## What this task involves:
Every line holding the string "Aconseje" should be gathered.

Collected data
========
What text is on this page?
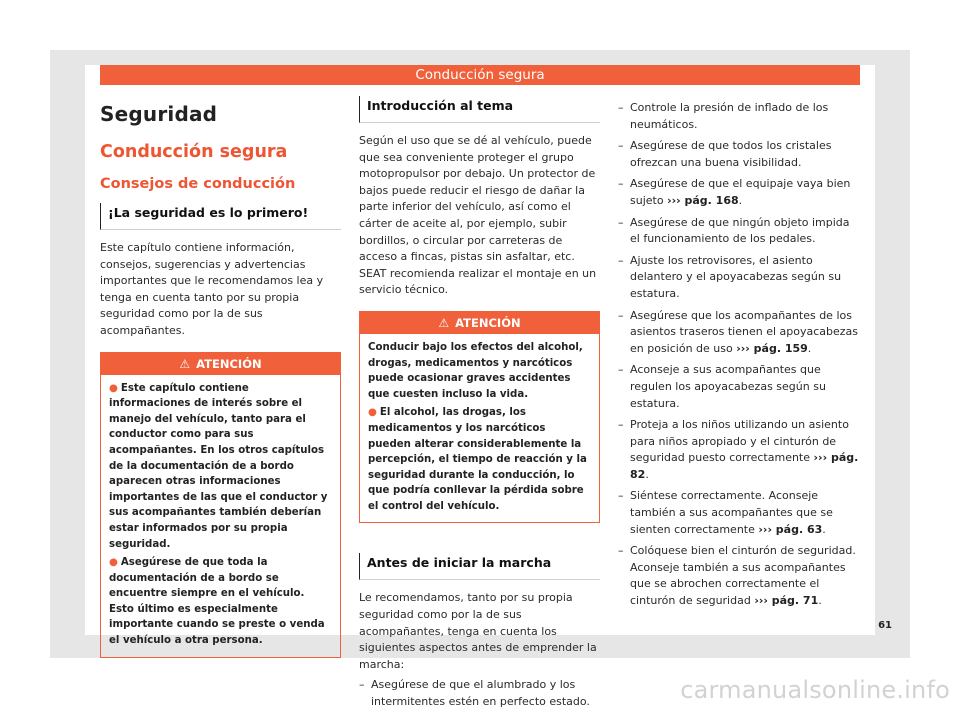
Conducción segura
Seguridad
Conducción segura
Consejos de conducción
¡La seguridad es lo primero!

Este capítulo contiene información, consejos, sugerencias y advertencias importantes que le recomendamos lea y tenga en cuenta tanto por su propia seguridad como por la de sus acompañantes.

⚠ ATENCIÓN
● Este capítulo contiene informaciones de interés sobre el manejo del vehículo, tanto para el conductor como para sus acompañantes. En los otros capítulos de la documentación de a bordo aparecen otras informaciones importantes de las que el conductor y sus acompañantes también deberían estar informados por su propia seguridad.
● Asegúrese de que toda la documentación de a bordo se encuentre siempre en el vehículo. Esto último es especialmente importante cuando se preste o venda el vehículo a otra persona.
Introducción al tema

Según el uso que se dé al vehículo, puede que sea conveniente proteger el grupo motopropulsor por debajo. Un protector de bajos puede reducir el riesgo de dañar la parte inferior del vehículo, así como el cárter de aceite al, por ejemplo, subir bordillos, o circular por carreteras de acceso a fincas, pistas sin asfaltar, etc. SEAT recomienda realizar el montaje en un servicio técnico.

⚠ ATENCIÓN
Conducir bajo los efectos del alcohol, drogas, medicamentos y narcóticos puede ocasionar graves accidentes que cuesten incluso la vida.
● El alcohol, las drogas, los medicamentos y los narcóticos pueden alterar considerablemente la percepción, el tiempo de reacción y la seguridad durante la conducción, lo que podría conllevar la pérdida sobre el control del vehículo.
Antes de iniciar la marcha

Le recomendamos, tanto por su propia seguridad como por la de sus acompañantes, tenga en cuenta los siguientes aspectos antes de emprender la marcha:

– Asegúrese de que el alumbrado y los intermitentes estén en perfecto estado.
– Controle la presión de inflado de los neumáticos.
– Asegúrese de que todos los cristales ofrezcan una buena visibilidad.
– Asegúrese de que el equipaje vaya bien sujeto ››› pág. 168.
– Asegúrese de que ningún objeto impida el funcionamiento de los pedales.
– Ajuste los retrovisores, el asiento delantero y el apoyacabezas según su estatura.
– Asegúrese que los acompañantes de los asientos traseros tienen el apoyacabezas en posición de uso ››› pág. 159.
– Aconseje a sus acompañantes que regulen los apoyacabezas según su estatura.
– Proteja a los niños utilizando un asiento para niños apropiado y el cinturón de seguridad puesto correctamente ››› pág. 82.
– Siéntese correctamente. Aconseje también a sus acompañantes que se sienten correctamente ››› pág. 63.
– Colóquese bien el cinturón de seguridad. Aconseje también a sus acompañantes que se abrochen correctamente el cinturón de seguridad ››› pág. 71.
61
carmanualsonline.info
========
## Written solution:
– Aconseje a sus acompañantes que regulen los apoyacabezas según su estatura.
– Siéntese correctamente. Aconseje también a sus acompañantes que se sienten correctamente ››› pág. 63.
– Colóquese bien el cinturón de seguridad. Aconseje también a sus acompañantes que se abrochen correctamente el cinturón de seguridad ››› pág. 71.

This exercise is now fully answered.